Stored data:

╔══

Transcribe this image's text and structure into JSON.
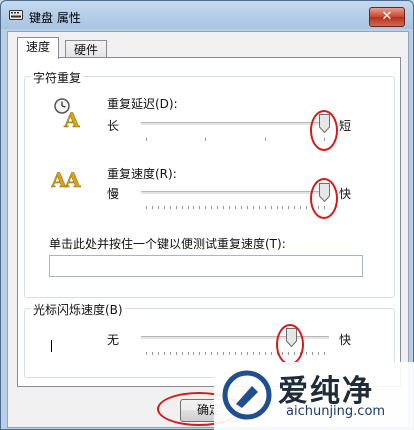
{
  "window": {
    "title": "键盘 属性",
    "close_glyph": "✕"
  },
  "tabs": [
    {
      "label": "速度",
      "active": true
    },
    {
      "label": "硬件",
      "active": false
    }
  ],
  "char_repeat": {
    "group_title": "字符重复",
    "delay": {
      "label": "重复延迟(D):",
      "min_label": "长",
      "max_label": "短",
      "value": 1.0
    },
    "rate": {
      "label": "重复速度(R):",
      "min_label": "慢",
      "max_label": "快",
      "value": 1.0
    },
    "test_label": "单击此处并按住一个键以便测试重复速度(T):",
    "test_value": ""
  },
  "cursor_blink": {
    "group_title": "光标闪烁速度(B)",
    "min_label": "无",
    "max_label": "快",
    "value": 0.82
  },
  "buttons": {
    "ok": "确定"
  },
  "watermark": {
    "text_cn": "爱纯净",
    "text_en": "aichunjing.com"
  },
  "icons": {
    "window": "keyboard-icon",
    "delay": "clock-letter-icon",
    "rate": "double-letter-icon",
    "blink": "text-cursor-icon"
  },
  "colors": {
    "highlight_circle": "#d21b1b",
    "close_button": "#c8452f"
  }
}
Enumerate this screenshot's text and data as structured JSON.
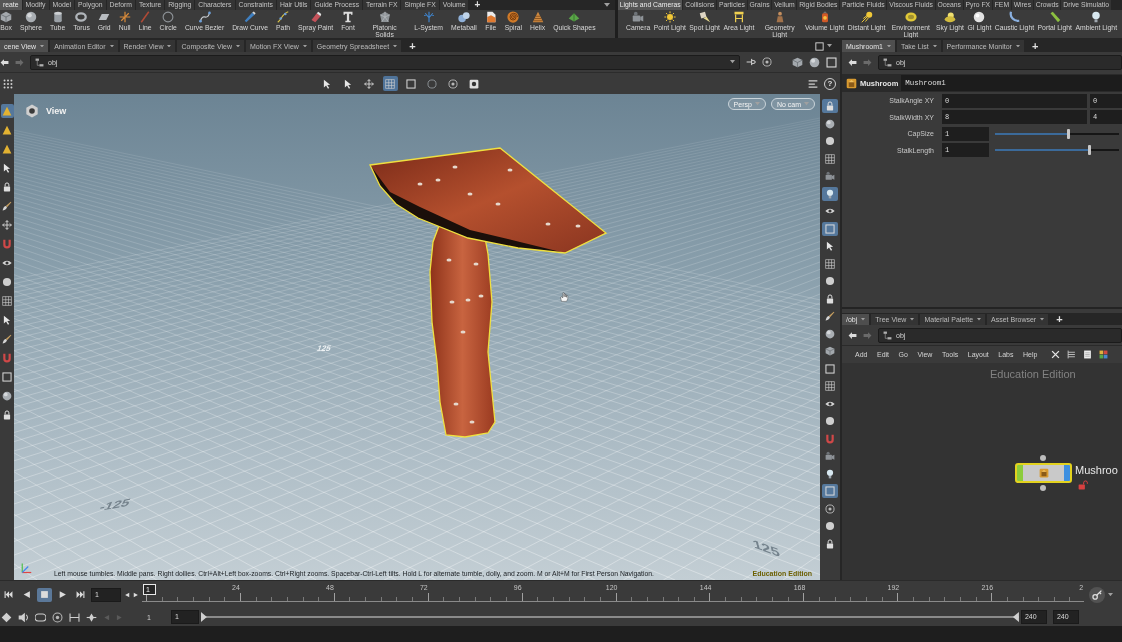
{
  "shelves": [
    {
      "tabs": [
        {
          "label": "reate",
          "selected": true
        },
        {
          "label": "Modify",
          "selected": false
        },
        {
          "label": "Model",
          "selected": false
        },
        {
          "label": "Polygon",
          "selected": false
        },
        {
          "label": "Deform",
          "selected": false
        },
        {
          "label": "Texture",
          "selected": false
        },
        {
          "label": "Rigging",
          "selected": false
        },
        {
          "label": "Characters",
          "selected": false
        },
        {
          "label": "Constraints",
          "selected": false
        },
        {
          "label": "Hair Utils",
          "selected": false
        },
        {
          "label": "Guide Process",
          "selected": false
        },
        {
          "label": "Terrain FX",
          "selected": false
        },
        {
          "label": "Simple FX",
          "selected": false
        },
        {
          "label": "Volume",
          "selected": false
        }
      ],
      "add_tab": "+",
      "tools": [
        "Box",
        "Sphere",
        "Tube",
        "Torus",
        "Grid",
        "Null",
        "Line",
        "Circle",
        "Curve Bezier",
        "Draw Curve",
        "Path",
        "Spray Paint",
        "Font",
        "Platonic Solids",
        "L-System",
        "Metaball",
        "File",
        "Spiral",
        "Helix",
        "Quick Shapes"
      ]
    },
    {
      "tabs": [
        {
          "label": "Lights and Cameras",
          "selected": true
        },
        {
          "label": "Collisions",
          "selected": false
        },
        {
          "label": "Particles",
          "selected": false
        },
        {
          "label": "Grains",
          "selected": false
        },
        {
          "label": "Vellum",
          "selected": false
        },
        {
          "label": "Rigid Bodies",
          "selected": false
        },
        {
          "label": "Particle Fluids",
          "selected": false
        },
        {
          "label": "Viscous Fluids",
          "selected": false
        },
        {
          "label": "Oceans",
          "selected": false
        },
        {
          "label": "Pyro FX",
          "selected": false
        },
        {
          "label": "FEM",
          "selected": false
        },
        {
          "label": "Wires",
          "selected": false
        },
        {
          "label": "Crowds",
          "selected": false
        },
        {
          "label": "Drive Simulatio",
          "selected": false
        }
      ],
      "tools": [
        "Camera",
        "Point Light",
        "Spot Light",
        "Area Light",
        "Geometry Light",
        "Volume Light",
        "Distant Light",
        "Environment Light",
        "Sky Light",
        "GI Light",
        "Caustic Light",
        "Portal Light",
        "Ambient Light"
      ]
    }
  ],
  "scene_panes": {
    "tabs": [
      {
        "label": "cene View",
        "selected": true
      },
      {
        "label": "Animation Editor",
        "selected": false
      },
      {
        "label": "Render View",
        "selected": false
      },
      {
        "label": "Composite View",
        "selected": false
      },
      {
        "label": "Motion FX View",
        "selected": false
      },
      {
        "label": "Geometry Spreadsheet",
        "selected": false
      }
    ],
    "add_tab": "+"
  },
  "parameter_panes": {
    "tabs": [
      {
        "label": "Mushroom1",
        "selected": true
      },
      {
        "label": "Take List",
        "selected": false
      },
      {
        "label": "Performance Monitor",
        "selected": false
      }
    ],
    "add_tab": "+"
  },
  "viewport": {
    "path": "obj",
    "toolbar": [
      {
        "selected": false
      },
      {
        "selected": false
      },
      {
        "selected": false
      },
      {
        "selected": true
      },
      {
        "selected": false
      },
      {
        "selected": false
      },
      {
        "selected": false
      },
      {
        "selected": false
      }
    ],
    "help": "?",
    "left_tools": [
      {
        "selected": true
      },
      {
        "selected": false
      },
      {
        "selected": false
      },
      {
        "selected": false
      },
      {
        "selected": false
      },
      {
        "selected": false
      },
      {
        "selected": false
      },
      {
        "selected": false
      },
      {
        "selected": false
      },
      {
        "selected": false
      },
      {
        "selected": false
      },
      {
        "selected": false
      },
      {
        "selected": false
      },
      {
        "selected": false
      },
      {
        "selected": false
      },
      {
        "selected": false
      },
      {
        "selected": false
      }
    ],
    "right_tools": [
      {
        "selected": true
      },
      {
        "selected": false
      },
      {
        "selected": false
      },
      {
        "selected": false
      },
      {
        "selected": false
      },
      {
        "selected": true
      },
      {
        "selected": false
      },
      {
        "selected": true
      },
      {
        "selected": false
      },
      {
        "selected": false
      },
      {
        "selected": false
      },
      {
        "selected": false
      },
      {
        "selected": false
      },
      {
        "selected": false
      },
      {
        "selected": false
      },
      {
        "selected": false
      },
      {
        "selected": false
      },
      {
        "selected": false
      },
      {
        "selected": false
      },
      {
        "selected": false
      },
      {
        "selected": false
      },
      {
        "selected": false
      },
      {
        "selected": true
      },
      {
        "selected": false
      },
      {
        "selected": false
      },
      {
        "selected": false
      }
    ],
    "title": "View",
    "camera_menus": [
      "Persp",
      "No cam"
    ],
    "grid_labels": [
      "125",
      "-125",
      "125"
    ],
    "hint": "Left mouse tumbles. Middle pans. Right dollies. Ctrl+Alt+Left box-zooms. Ctrl+Right zooms. Spacebar-Ctrl-Left tilts. Hold L for alternate tumble, dolly, and zoom. M or Alt+M for First Person Navigation.",
    "edition": "Education Edition"
  },
  "parameters": {
    "path": "obj",
    "node_type": "Mushroom",
    "node_name": "Mushroom1",
    "rows": [
      {
        "kind": "vector",
        "label": "StalkAngle XY",
        "values": [
          "0",
          "0"
        ]
      },
      {
        "kind": "vector",
        "label": "StalkWidth XY",
        "values": [
          "8",
          "4"
        ]
      },
      {
        "kind": "slider",
        "label": "CapSize",
        "value": "1",
        "level": 0.59
      },
      {
        "kind": "slider",
        "label": "StalkLength",
        "value": "1",
        "level": 0.76
      }
    ]
  },
  "network": {
    "tabs": [
      {
        "label": "/obj",
        "selected": true
      },
      {
        "label": "Tree View",
        "selected": false
      },
      {
        "label": "Material Palette",
        "selected": false
      },
      {
        "label": "Asset Browser",
        "selected": false
      }
    ],
    "add_tab": "+",
    "path": "obj",
    "menu": [
      "Add",
      "Edit",
      "Go",
      "View",
      "Tools",
      "Layout",
      "Labs",
      "Help"
    ],
    "edition": "Education Edition",
    "node": {
      "label": "Mushroo",
      "selected": true
    }
  },
  "timeline": {
    "transport": [
      {
        "kind": "first",
        "selected": false
      },
      {
        "kind": "back",
        "selected": false
      },
      {
        "kind": "stop",
        "selected": true
      },
      {
        "kind": "play",
        "selected": false
      },
      {
        "kind": "last",
        "selected": false
      }
    ],
    "frame": "1",
    "current_frame": "1",
    "ticks": [
      "24",
      "48",
      "72",
      "96",
      "120",
      "144",
      "168",
      "192",
      "216",
      "2"
    ],
    "start": "1",
    "range_start": "1",
    "range_handles": [
      {
        "kind": "start",
        "level": 0
      },
      {
        "kind": "end",
        "level": 1
      }
    ],
    "range_end": "240",
    "end": "240"
  }
}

╚══

THE REQUEST:
Show all lines from the listing above in which "JSON" appears.

THE OUTPUT:
Transcribe this image's text and structure into JSON.
Enumerate this screenshot's text and data as structured JSON.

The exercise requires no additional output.